Available data.

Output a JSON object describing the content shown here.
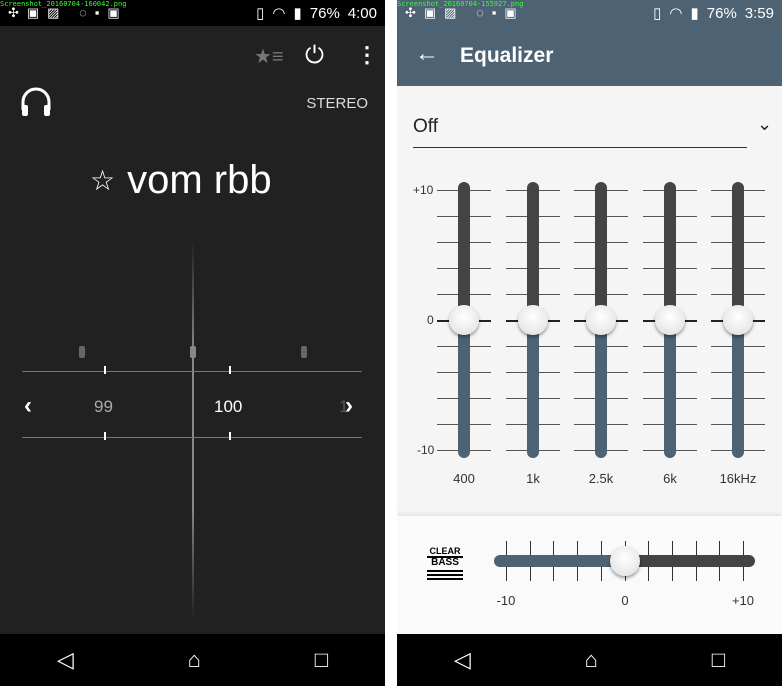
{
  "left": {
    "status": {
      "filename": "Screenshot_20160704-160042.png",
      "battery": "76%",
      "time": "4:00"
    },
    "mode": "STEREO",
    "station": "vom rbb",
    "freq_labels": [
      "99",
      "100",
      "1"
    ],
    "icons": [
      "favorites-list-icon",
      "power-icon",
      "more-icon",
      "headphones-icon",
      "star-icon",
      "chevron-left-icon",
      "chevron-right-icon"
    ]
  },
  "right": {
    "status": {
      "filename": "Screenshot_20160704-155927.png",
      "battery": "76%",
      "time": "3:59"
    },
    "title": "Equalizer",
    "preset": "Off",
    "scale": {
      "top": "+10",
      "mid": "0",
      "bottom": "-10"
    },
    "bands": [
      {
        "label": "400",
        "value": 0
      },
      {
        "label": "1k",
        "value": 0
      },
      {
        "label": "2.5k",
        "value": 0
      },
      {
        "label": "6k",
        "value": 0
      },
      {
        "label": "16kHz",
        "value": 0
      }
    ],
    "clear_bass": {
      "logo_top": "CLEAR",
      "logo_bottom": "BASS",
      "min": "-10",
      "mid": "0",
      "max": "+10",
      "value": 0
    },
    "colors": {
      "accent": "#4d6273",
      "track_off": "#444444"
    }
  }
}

...

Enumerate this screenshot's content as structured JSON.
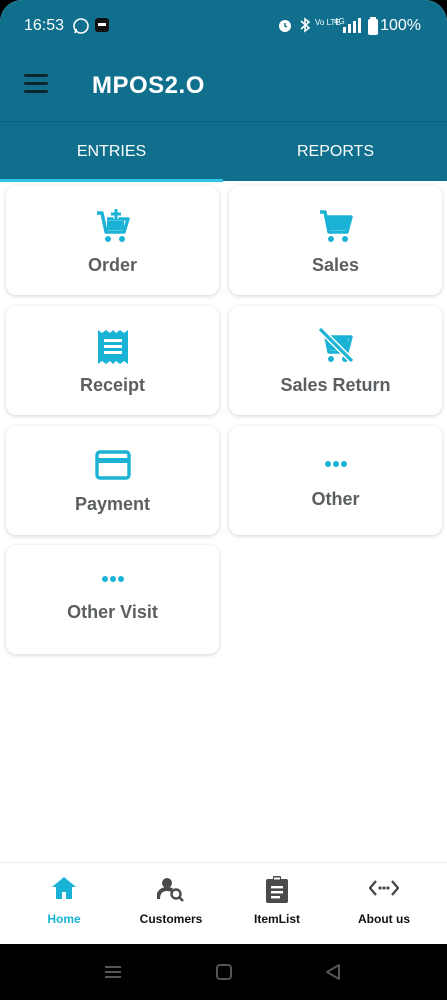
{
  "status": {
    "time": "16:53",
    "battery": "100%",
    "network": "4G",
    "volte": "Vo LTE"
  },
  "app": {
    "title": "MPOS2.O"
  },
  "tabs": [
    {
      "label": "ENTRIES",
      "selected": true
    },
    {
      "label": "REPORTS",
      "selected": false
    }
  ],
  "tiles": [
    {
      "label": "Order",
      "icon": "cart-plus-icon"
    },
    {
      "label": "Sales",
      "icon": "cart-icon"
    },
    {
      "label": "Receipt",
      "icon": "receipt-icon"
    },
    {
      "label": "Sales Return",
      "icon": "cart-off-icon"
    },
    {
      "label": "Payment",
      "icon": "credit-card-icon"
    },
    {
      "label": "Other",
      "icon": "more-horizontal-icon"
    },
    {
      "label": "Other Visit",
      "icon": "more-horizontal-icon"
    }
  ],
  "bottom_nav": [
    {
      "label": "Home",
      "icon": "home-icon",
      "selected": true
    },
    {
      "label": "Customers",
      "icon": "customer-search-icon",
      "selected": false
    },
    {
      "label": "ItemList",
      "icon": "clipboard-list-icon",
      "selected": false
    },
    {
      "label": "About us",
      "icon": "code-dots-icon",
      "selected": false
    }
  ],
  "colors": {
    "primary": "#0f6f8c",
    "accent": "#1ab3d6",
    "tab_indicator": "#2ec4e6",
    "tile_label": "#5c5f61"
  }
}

Job. Copy every line of the listing containing the string "cart".

Exercise output.
      "icon": "cart-plus-icon"
      "icon": "cart-icon"
      "icon": "cart-off-icon"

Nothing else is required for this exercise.